--- begin ---
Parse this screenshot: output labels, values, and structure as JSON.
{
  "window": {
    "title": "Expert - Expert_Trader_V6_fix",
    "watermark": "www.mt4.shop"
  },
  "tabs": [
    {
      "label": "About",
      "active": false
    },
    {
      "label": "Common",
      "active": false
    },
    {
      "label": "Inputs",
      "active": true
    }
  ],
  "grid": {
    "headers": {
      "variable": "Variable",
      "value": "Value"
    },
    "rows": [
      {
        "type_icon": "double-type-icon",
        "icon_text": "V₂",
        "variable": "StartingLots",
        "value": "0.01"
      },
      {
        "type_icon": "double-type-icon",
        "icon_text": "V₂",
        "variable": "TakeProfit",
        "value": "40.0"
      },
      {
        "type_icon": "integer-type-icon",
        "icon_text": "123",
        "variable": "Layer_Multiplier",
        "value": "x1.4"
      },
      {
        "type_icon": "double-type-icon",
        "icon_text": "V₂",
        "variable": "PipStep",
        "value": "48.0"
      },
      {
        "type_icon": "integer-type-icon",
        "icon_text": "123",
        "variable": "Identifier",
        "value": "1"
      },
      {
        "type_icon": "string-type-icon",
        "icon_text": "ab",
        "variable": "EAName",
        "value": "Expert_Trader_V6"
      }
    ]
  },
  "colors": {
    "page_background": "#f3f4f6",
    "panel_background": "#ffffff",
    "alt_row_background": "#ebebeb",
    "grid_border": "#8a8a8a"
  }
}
--- end ---
**WHAT YOU WILL DO:** Make an exact copy of all the data.

**FINISHED ANSWER:**
Parse this screenshot: output labels, values, and structure as JSON.
{
  "window": {
    "title": "Expert - Expert_Trader_V6_fix",
    "watermark": "www.mt4.shop"
  },
  "tabs": [
    {
      "label": "About",
      "active": false
    },
    {
      "label": "Common",
      "active": false
    },
    {
      "label": "Inputs",
      "active": true
    }
  ],
  "grid": {
    "headers": {
      "variable": "Variable",
      "value": "Value"
    },
    "rows": [
      {
        "type_icon": "double-type-icon",
        "icon_text": "V₂",
        "variable": "StartingLots",
        "value": "0.01"
      },
      {
        "type_icon": "double-type-icon",
        "icon_text": "V₂",
        "variable": "TakeProfit",
        "value": "40.0"
      },
      {
        "type_icon": "integer-type-icon",
        "icon_text": "123",
        "variable": "Layer_Multiplier",
        "value": "x1.4"
      },
      {
        "type_icon": "double-type-icon",
        "icon_text": "V₂",
        "variable": "PipStep",
        "value": "48.0"
      },
      {
        "type_icon": "integer-type-icon",
        "icon_text": "123",
        "variable": "Identifier",
        "value": "1"
      },
      {
        "type_icon": "string-type-icon",
        "icon_text": "ab",
        "variable": "EAName",
        "value": "Expert_Trader_V6"
      }
    ]
  },
  "colors": {
    "page_background": "#f3f4f6",
    "panel_background": "#ffffff",
    "alt_row_background": "#ebebeb",
    "grid_border": "#8a8a8a"
  }
}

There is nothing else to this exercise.